## Goal of the exercise
Copy out all of the material, matching it word for word.

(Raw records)
□ □ □ □ □

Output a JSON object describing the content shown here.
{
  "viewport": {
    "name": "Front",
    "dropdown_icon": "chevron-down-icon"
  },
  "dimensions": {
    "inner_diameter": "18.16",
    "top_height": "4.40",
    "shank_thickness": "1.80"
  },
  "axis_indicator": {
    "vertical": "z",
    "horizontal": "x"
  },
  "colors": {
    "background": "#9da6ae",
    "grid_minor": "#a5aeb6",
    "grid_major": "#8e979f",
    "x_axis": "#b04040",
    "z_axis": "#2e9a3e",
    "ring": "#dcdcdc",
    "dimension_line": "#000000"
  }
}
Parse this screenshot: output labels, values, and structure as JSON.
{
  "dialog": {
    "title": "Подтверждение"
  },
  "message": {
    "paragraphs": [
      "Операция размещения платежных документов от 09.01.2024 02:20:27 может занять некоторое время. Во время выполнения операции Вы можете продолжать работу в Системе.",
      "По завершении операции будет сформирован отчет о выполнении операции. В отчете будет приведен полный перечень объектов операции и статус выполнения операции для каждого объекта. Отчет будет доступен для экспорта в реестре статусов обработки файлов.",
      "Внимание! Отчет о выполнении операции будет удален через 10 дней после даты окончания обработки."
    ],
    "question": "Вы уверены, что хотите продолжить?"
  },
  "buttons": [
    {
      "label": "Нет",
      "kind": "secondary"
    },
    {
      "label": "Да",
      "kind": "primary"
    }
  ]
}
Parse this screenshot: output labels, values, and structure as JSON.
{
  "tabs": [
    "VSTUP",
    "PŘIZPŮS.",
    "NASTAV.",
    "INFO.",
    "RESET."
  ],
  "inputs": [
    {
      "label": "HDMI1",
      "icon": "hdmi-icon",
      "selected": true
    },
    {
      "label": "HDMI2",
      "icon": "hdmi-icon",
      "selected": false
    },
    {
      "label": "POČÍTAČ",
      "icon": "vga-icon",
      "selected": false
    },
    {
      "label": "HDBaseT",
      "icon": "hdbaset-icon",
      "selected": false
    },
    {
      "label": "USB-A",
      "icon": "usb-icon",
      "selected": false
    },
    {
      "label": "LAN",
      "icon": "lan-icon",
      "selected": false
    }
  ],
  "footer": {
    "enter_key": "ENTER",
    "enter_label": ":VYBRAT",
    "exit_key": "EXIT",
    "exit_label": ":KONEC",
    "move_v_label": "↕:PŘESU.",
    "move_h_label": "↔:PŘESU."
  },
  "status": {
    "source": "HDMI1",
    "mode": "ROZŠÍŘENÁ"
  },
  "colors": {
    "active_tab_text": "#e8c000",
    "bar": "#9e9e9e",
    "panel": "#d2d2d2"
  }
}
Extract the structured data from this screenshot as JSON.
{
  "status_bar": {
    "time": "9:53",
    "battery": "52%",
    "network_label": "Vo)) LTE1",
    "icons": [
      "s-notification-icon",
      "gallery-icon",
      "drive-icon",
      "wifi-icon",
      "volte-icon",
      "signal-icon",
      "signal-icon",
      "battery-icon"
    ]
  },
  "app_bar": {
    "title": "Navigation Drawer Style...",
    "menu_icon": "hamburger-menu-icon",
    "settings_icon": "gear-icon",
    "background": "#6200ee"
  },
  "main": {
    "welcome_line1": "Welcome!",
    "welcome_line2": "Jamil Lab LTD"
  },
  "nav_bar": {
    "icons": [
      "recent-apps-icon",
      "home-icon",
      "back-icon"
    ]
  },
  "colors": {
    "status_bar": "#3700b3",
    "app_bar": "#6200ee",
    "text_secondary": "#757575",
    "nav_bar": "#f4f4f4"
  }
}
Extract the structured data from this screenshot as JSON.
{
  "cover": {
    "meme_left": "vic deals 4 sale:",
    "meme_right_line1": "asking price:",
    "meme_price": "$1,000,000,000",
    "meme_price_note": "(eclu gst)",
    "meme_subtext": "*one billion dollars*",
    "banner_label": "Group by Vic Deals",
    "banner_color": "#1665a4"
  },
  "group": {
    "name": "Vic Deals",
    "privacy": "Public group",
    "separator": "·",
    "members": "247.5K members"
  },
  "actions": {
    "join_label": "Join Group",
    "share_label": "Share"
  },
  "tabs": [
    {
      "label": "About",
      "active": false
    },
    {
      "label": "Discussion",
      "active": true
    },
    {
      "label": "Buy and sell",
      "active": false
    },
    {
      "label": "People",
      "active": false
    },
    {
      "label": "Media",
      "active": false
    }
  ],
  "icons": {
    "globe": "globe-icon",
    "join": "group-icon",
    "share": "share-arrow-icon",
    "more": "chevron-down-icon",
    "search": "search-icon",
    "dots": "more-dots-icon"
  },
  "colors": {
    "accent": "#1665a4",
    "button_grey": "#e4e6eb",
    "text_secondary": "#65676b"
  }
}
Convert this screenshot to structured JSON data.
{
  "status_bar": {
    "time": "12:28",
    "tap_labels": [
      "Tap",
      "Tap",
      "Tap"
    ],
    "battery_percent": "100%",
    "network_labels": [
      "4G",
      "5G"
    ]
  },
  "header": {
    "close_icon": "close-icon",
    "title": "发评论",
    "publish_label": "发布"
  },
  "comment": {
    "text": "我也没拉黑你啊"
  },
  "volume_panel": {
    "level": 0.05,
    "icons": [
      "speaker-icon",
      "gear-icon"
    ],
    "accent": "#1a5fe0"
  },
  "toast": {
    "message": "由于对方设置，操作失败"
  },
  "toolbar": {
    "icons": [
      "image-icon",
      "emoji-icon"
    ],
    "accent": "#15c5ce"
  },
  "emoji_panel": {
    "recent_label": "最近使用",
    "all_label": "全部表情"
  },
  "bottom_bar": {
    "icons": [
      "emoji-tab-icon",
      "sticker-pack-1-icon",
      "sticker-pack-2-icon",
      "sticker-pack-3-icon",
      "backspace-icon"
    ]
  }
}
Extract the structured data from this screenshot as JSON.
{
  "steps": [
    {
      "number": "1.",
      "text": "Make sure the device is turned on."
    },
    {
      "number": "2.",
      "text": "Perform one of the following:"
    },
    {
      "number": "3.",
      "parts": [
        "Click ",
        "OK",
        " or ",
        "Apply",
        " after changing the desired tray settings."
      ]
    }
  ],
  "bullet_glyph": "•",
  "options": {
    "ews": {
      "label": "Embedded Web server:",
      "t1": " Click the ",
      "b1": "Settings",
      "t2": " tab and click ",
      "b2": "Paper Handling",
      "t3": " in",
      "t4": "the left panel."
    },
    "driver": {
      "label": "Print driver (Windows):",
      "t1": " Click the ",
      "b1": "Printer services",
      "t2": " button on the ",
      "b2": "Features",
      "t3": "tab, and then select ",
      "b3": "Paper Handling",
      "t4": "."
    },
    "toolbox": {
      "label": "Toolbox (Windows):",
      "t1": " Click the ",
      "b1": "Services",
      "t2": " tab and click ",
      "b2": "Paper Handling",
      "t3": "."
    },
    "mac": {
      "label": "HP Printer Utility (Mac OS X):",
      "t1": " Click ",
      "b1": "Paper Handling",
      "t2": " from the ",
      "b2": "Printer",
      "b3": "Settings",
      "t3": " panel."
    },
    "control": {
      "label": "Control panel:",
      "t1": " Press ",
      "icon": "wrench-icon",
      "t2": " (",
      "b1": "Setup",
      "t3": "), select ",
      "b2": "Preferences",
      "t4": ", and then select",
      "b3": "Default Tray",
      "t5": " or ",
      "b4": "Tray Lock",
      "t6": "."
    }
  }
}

□ □ □ □ □

## Complete answer
Output a JSON object describing the content shown here.
{
  "viewport": {
    "name": "Front",
    "dropdown_icon": "chevron-down-icon"
  },
  "dimensions": {
    "inner_diameter": "18.16",
    "top_height": "4.40",
    "shank_thickness": "1.80"
  },
  "axis_indicator": {
    "vertical": "z",
    "horizontal": "x"
  },
  "colors": {
    "background": "#9da6ae",
    "grid_minor": "#a5aeb6",
    "grid_major": "#8e979f",
    "x_axis": "#b04040",
    "z_axis": "#2e9a3e",
    "ring": "#dcdcdc",
    "dimension_line": "#000000"
  }
}
Parse this screenshot: output labels, values, and structure as JSON.
{
  "dialog": {
    "title": "Подтверждение"
  },
  "message": {
    "paragraphs": [
      "Операция размещения платежных документов от 09.01.2024 02:20:27 может занять некоторое время. Во время выполнения операции Вы можете продолжать работу в Системе.",
      "По завершении операции будет сформирован отчет о выполнении операции. В отчете будет приведен полный перечень объектов операции и статус выполнения операции для каждого объекта. Отчет будет доступен для экспорта в реестре статусов обработки файлов.",
      "Внимание! Отчет о выполнении операции будет удален через 10 дней после даты окончания обработки."
    ],
    "question": "Вы уверены, что хотите продолжить?"
  },
  "buttons": [
    {
      "label": "Нет",
      "kind": "secondary"
    },
    {
      "label": "Да",
      "kind": "primary"
    }
  ]
}
Parse this screenshot: output labels, values, and structure as JSON.
{
  "tabs": [
    "VSTUP",
    "PŘIZPŮS.",
    "NASTAV.",
    "INFO.",
    "RESET."
  ],
  "inputs": [
    {
      "label": "HDMI1",
      "icon": "hdmi-icon",
      "selected": true
    },
    {
      "label": "HDMI2",
      "icon": "hdmi-icon",
      "selected": false
    },
    {
      "label": "POČÍTAČ",
      "icon": "vga-icon",
      "selected": false
    },
    {
      "label": "HDBaseT",
      "icon": "hdbaset-icon",
      "selected": false
    },
    {
      "label": "USB-A",
      "icon": "usb-icon",
      "selected": false
    },
    {
      "label": "LAN",
      "icon": "lan-icon",
      "selected": false
    }
  ],
  "footer": {
    "enter_key": "ENTER",
    "enter_label": ":VYBRAT",
    "exit_key": "EXIT",
    "exit_label": ":KONEC",
    "move_v_label": "↕:PŘESU.",
    "move_h_label": "↔:PŘESU."
  },
  "status": {
    "source": "HDMI1",
    "mode": "ROZŠÍŘENÁ"
  },
  "colors": {
    "active_tab_text": "#e8c000",
    "bar": "#9e9e9e",
    "panel": "#d2d2d2"
  }
}
Extract the structured data from this screenshot as JSON.
{
  "status_bar": {
    "time": "9:53",
    "battery": "52%",
    "network_label": "Vo)) LTE1",
    "icons": [
      "s-notification-icon",
      "gallery-icon",
      "drive-icon",
      "wifi-icon",
      "volte-icon",
      "signal-icon",
      "signal-icon",
      "battery-icon"
    ]
  },
  "app_bar": {
    "title": "Navigation Drawer Style...",
    "menu_icon": "hamburger-menu-icon",
    "settings_icon": "gear-icon",
    "background": "#6200ee"
  },
  "main": {
    "welcome_line1": "Welcome!",
    "welcome_line2": "Jamil Lab LTD"
  },
  "nav_bar": {
    "icons": [
      "recent-apps-icon",
      "home-icon",
      "back-icon"
    ]
  },
  "colors": {
    "status_bar": "#3700b3",
    "app_bar": "#6200ee",
    "text_secondary": "#757575",
    "nav_bar": "#f4f4f4"
  }
}
Extract the structured data from this screenshot as JSON.
{
  "cover": {
    "meme_left": "vic deals 4 sale:",
    "meme_right_line1": "asking price:",
    "meme_price": "$1,000,000,000",
    "meme_price_note": "(eclu gst)",
    "meme_subtext": "*one billion dollars*",
    "banner_label": "Group by Vic Deals",
    "banner_color": "#1665a4"
  },
  "group": {
    "name": "Vic Deals",
    "privacy": "Public group",
    "separator": "·",
    "members": "247.5K members"
  },
  "actions": {
    "join_label": "Join Group",
    "share_label": "Share"
  },
  "tabs": [
    {
      "label": "About",
      "active": false
    },
    {
      "label": "Discussion",
      "active": true
    },
    {
      "label": "Buy and sell",
      "active": false
    },
    {
      "label": "People",
      "active": false
    },
    {
      "label": "Media",
      "active": false
    }
  ],
  "icons": {
    "globe": "globe-icon",
    "join": "group-icon",
    "share": "share-arrow-icon",
    "more": "chevron-down-icon",
    "search": "search-icon",
    "dots": "more-dots-icon"
  },
  "colors": {
    "accent": "#1665a4",
    "button_grey": "#e4e6eb",
    "text_secondary": "#65676b"
  }
}
Convert this screenshot to structured JSON data.
{
  "status_bar": {
    "time": "12:28",
    "tap_labels": [
      "Tap",
      "Tap",
      "Tap"
    ],
    "battery_percent": "100%",
    "network_labels": [
      "4G",
      "5G"
    ]
  },
  "header": {
    "close_icon": "close-icon",
    "title": "发评论",
    "publish_label": "发布"
  },
  "comment": {
    "text": "我也没拉黑你啊"
  },
  "volume_panel": {
    "level": 0.05,
    "icons": [
      "speaker-icon",
      "gear-icon"
    ],
    "accent": "#1a5fe0"
  },
  "toast": {
    "message": "由于对方设置，操作失败"
  },
  "toolbar": {
    "icons": [
      "image-icon",
      "emoji-icon"
    ],
    "accent": "#15c5ce"
  },
  "emoji_panel": {
    "recent_label": "最近使用",
    "all_label": "全部表情"
  },
  "bottom_bar": {
    "icons": [
      "emoji-tab-icon",
      "sticker-pack-1-icon",
      "sticker-pack-2-icon",
      "sticker-pack-3-icon",
      "backspace-icon"
    ]
  }
}
Extract the structured data from this screenshot as JSON.
{
  "steps": [
    {
      "number": "1.",
      "text": "Make sure the device is turned on."
    },
    {
      "number": "2.",
      "text": "Perform one of the following:"
    },
    {
      "number": "3.",
      "parts": [
        "Click ",
        "OK",
        " or ",
        "Apply",
        " after changing the desired tray settings."
      ]
    }
  ],
  "bullet_glyph": "•",
  "options": {
    "ews": {
      "label": "Embedded Web server:",
      "t1": " Click the ",
      "b1": "Settings",
      "t2": " tab and click ",
      "b2": "Paper Handling",
      "t3": " in",
      "t4": "the left panel."
    },
    "driver": {
      "label": "Print driver (Windows):",
      "t1": " Click the ",
      "b1": "Printer services",
      "t2": " button on the ",
      "b2": "Features",
      "t3": "tab, and then select ",
      "b3": "Paper Handling",
      "t4": "."
    },
    "toolbox": {
      "label": "Toolbox (Windows):",
      "t1": " Click the ",
      "b1": "Services",
      "t2": " tab and click ",
      "b2": "Paper Handling",
      "t3": "."
    },
    "mac": {
      "label": "HP Printer Utility (Mac OS X):",
      "t1": " Click ",
      "b1": "Paper Handling",
      "t2": " from the ",
      "b2": "Printer",
      "b3": "Settings",
      "t3": " panel."
    },
    "control": {
      "label": "Control panel:",
      "t1": " Press ",
      "icon": "wrench-icon",
      "t2": " (",
      "b1": "Setup",
      "t3": "), select ",
      "b2": "Preferences",
      "t4": ", and then select",
      "b3": "Default Tray",
      "t5": " or ",
      "b4": "Tray Lock",
      "t6": "."
    }
  }
}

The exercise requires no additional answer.